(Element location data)
········

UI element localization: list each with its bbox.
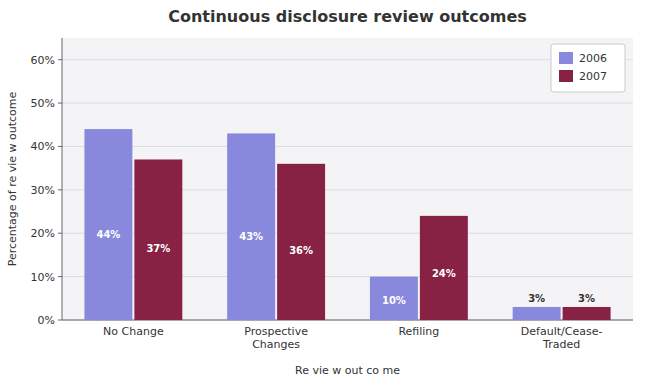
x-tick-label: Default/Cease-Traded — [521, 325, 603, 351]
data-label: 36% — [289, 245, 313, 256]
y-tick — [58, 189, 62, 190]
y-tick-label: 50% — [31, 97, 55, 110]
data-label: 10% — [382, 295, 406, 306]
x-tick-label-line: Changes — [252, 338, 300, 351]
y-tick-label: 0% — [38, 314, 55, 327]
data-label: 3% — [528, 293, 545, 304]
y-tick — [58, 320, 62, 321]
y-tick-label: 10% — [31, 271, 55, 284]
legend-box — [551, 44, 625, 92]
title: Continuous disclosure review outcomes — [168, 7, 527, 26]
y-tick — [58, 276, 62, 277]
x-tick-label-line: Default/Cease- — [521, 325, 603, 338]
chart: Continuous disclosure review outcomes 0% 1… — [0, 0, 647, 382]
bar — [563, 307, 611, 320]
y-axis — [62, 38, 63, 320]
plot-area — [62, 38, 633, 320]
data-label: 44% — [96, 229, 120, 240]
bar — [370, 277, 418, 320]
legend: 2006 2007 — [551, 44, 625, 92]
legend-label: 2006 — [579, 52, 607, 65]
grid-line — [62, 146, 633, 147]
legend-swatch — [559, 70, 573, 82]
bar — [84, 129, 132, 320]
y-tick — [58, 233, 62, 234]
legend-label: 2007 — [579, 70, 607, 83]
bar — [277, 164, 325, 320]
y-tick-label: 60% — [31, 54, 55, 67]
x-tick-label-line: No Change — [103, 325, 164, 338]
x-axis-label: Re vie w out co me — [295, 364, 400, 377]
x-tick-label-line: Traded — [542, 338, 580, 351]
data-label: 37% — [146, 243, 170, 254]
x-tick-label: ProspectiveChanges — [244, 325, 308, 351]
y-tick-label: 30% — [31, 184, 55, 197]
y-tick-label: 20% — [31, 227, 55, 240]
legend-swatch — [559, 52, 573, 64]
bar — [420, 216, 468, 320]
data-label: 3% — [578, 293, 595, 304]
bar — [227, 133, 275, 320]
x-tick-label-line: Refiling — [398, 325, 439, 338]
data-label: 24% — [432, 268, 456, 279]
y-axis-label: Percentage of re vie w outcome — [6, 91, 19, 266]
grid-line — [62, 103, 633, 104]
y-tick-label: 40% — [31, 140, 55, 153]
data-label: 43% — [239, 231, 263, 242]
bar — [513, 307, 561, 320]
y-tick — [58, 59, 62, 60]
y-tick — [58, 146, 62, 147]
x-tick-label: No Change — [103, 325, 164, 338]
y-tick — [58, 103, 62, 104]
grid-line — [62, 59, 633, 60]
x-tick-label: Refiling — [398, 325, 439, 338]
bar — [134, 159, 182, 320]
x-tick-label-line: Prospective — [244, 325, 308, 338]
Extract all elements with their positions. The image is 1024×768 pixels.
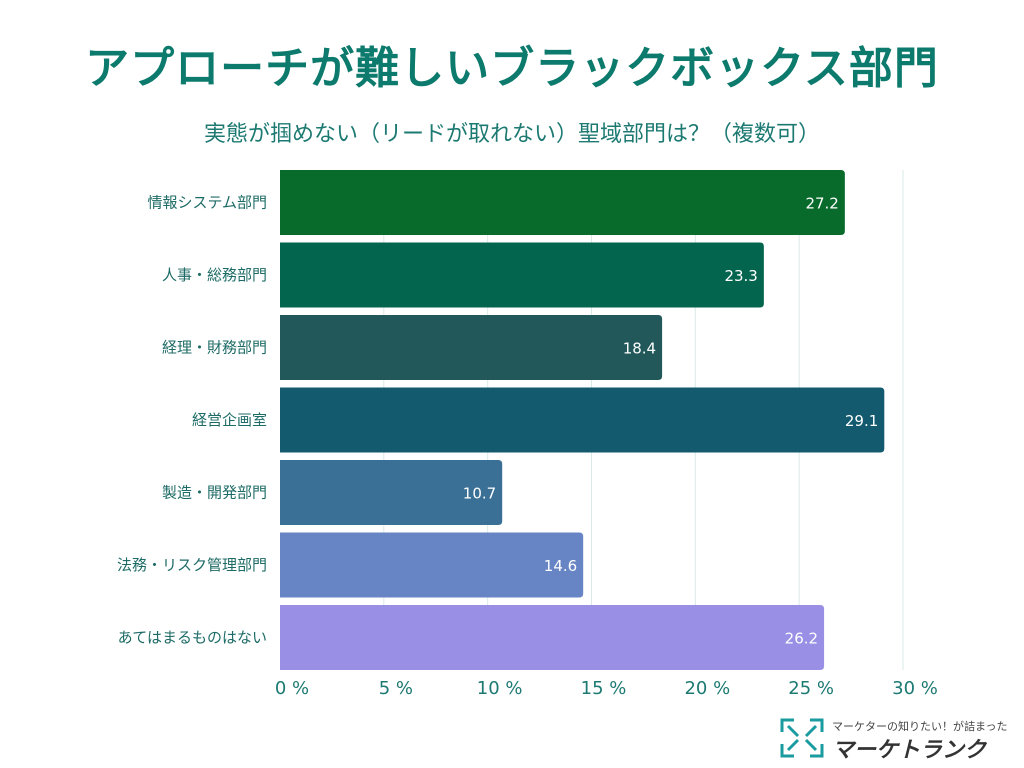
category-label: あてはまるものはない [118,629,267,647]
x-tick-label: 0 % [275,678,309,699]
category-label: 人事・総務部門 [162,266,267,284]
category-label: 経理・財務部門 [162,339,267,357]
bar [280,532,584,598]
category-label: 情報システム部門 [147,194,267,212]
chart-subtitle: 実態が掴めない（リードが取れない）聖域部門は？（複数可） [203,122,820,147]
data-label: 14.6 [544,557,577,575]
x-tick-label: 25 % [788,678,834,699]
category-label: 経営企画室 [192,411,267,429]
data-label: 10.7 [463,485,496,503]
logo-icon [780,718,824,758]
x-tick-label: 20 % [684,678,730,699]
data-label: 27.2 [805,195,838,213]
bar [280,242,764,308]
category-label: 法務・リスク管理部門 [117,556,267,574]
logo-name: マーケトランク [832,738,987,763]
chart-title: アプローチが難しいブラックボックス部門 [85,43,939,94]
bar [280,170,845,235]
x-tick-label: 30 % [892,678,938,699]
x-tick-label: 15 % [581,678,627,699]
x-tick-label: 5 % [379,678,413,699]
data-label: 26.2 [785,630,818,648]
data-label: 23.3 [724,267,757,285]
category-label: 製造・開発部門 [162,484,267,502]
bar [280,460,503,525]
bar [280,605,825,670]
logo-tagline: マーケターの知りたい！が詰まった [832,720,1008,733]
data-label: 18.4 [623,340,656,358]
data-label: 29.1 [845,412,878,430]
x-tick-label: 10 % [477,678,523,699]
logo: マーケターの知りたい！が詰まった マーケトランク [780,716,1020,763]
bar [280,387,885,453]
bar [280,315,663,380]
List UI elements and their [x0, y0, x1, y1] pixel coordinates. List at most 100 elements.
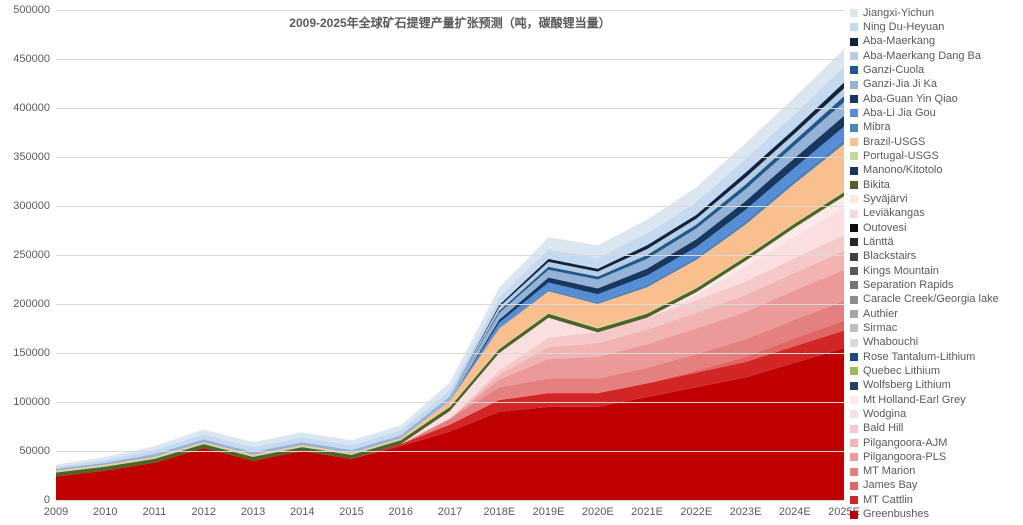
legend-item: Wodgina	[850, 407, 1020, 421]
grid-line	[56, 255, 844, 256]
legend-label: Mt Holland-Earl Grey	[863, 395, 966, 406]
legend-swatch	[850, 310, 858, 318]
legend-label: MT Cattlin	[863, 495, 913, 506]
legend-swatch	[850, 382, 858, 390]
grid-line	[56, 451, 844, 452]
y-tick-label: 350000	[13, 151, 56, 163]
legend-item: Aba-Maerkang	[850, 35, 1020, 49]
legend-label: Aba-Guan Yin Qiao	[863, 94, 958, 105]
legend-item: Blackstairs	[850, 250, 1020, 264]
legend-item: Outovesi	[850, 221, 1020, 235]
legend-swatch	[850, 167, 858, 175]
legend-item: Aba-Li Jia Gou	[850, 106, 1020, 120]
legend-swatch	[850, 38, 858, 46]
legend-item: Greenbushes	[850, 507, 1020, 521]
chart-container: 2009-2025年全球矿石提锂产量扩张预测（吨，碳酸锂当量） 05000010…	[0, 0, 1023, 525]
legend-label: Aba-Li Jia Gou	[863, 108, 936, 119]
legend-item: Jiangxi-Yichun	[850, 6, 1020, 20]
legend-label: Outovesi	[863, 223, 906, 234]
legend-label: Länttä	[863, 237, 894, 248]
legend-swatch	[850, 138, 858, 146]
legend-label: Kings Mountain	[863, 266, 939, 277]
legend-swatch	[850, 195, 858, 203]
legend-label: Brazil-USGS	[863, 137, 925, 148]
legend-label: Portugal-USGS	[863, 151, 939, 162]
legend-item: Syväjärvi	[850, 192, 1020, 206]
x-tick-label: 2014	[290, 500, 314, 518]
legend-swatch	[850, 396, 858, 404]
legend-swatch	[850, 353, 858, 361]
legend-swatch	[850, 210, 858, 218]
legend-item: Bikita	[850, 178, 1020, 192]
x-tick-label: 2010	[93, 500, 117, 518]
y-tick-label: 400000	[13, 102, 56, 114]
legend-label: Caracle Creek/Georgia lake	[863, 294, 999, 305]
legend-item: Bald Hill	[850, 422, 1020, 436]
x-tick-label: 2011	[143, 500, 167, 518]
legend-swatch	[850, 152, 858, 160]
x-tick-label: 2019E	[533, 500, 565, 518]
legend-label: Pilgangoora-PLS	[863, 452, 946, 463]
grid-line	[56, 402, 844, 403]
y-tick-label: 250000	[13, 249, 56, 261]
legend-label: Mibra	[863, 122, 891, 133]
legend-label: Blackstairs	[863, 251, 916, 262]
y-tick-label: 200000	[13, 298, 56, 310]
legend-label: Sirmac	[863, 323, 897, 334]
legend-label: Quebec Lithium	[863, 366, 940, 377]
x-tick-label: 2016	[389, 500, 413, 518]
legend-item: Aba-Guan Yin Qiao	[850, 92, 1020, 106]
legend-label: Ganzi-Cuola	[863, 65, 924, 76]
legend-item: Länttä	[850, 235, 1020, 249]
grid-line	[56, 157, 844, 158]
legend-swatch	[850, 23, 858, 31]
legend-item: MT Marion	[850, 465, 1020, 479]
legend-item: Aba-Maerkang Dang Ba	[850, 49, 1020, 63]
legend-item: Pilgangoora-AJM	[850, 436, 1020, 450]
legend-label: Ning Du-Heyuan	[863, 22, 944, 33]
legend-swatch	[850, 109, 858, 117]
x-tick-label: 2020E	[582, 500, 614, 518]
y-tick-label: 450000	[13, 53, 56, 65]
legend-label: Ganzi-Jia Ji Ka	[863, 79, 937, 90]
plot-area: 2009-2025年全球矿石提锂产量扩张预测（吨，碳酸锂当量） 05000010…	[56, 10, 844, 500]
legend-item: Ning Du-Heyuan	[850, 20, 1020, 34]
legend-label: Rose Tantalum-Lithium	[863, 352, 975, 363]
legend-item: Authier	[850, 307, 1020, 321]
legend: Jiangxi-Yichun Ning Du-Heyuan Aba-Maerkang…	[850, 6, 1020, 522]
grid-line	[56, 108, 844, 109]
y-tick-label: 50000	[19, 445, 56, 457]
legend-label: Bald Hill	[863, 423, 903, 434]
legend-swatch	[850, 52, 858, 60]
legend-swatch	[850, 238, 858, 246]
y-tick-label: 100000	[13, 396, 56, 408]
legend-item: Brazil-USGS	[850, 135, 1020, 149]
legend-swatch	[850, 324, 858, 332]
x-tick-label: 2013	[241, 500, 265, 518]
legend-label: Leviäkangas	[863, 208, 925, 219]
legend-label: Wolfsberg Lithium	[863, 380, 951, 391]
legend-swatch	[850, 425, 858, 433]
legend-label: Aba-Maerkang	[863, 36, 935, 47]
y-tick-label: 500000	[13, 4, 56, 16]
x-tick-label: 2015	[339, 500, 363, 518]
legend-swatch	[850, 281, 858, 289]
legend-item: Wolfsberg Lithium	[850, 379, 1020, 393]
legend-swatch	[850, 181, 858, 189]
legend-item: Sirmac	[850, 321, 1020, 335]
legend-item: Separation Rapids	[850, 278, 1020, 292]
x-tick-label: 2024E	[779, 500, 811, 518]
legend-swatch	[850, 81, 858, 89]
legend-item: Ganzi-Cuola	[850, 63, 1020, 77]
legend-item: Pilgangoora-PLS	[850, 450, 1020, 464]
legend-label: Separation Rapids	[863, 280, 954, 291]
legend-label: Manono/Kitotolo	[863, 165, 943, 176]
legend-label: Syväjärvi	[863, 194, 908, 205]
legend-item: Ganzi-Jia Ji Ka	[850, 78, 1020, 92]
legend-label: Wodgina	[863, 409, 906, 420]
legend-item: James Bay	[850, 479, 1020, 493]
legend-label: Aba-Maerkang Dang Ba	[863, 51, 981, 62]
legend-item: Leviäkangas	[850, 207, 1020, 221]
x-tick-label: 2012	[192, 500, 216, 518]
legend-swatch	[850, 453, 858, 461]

········

Update the listing between the line holding "407, 1020, 421]" and the line holding "138, 858, 146]", inclusive, by replacing "grid-line" with "gridline" and keeping everything else unchanged. Give only those lines.

**THE OUTPUT:**
legend-item: Wodgina	[850, 407, 1020, 421]
gridline	[56, 255, 844, 256]
legend-label: Mt Holland-Earl Grey	[863, 395, 966, 406]
legend-swatch	[850, 310, 858, 318]
legend-label: MT Cattlin	[863, 495, 913, 506]
legend-swatch	[850, 382, 858, 390]
gridline	[56, 451, 844, 452]
y-tick-label: 350000	[13, 151, 56, 163]
legend-item: Aba-Maerkang	[850, 35, 1020, 49]
legend-label: Aba-Guan Yin Qiao	[863, 94, 958, 105]
legend-item: Blackstairs	[850, 250, 1020, 264]
legend-item: Outovesi	[850, 221, 1020, 235]
legend-swatch	[850, 167, 858, 175]
legend-item: Aba-Li Jia Gou	[850, 106, 1020, 120]
legend-swatch	[850, 38, 858, 46]
legend-item: Greenbushes	[850, 507, 1020, 521]
chart-container: 2009-2025年全球矿石提锂产量扩张预测（吨，碳酸锂当量） 05000010…	[0, 0, 1023, 525]
legend-label: Aba-Li Jia Gou	[863, 108, 936, 119]
legend-item: Jiangxi-Yichun	[850, 6, 1020, 20]
legend-label: Outovesi	[863, 223, 906, 234]
legend-label: Länttä	[863, 237, 894, 248]
legend-swatch	[850, 138, 858, 146]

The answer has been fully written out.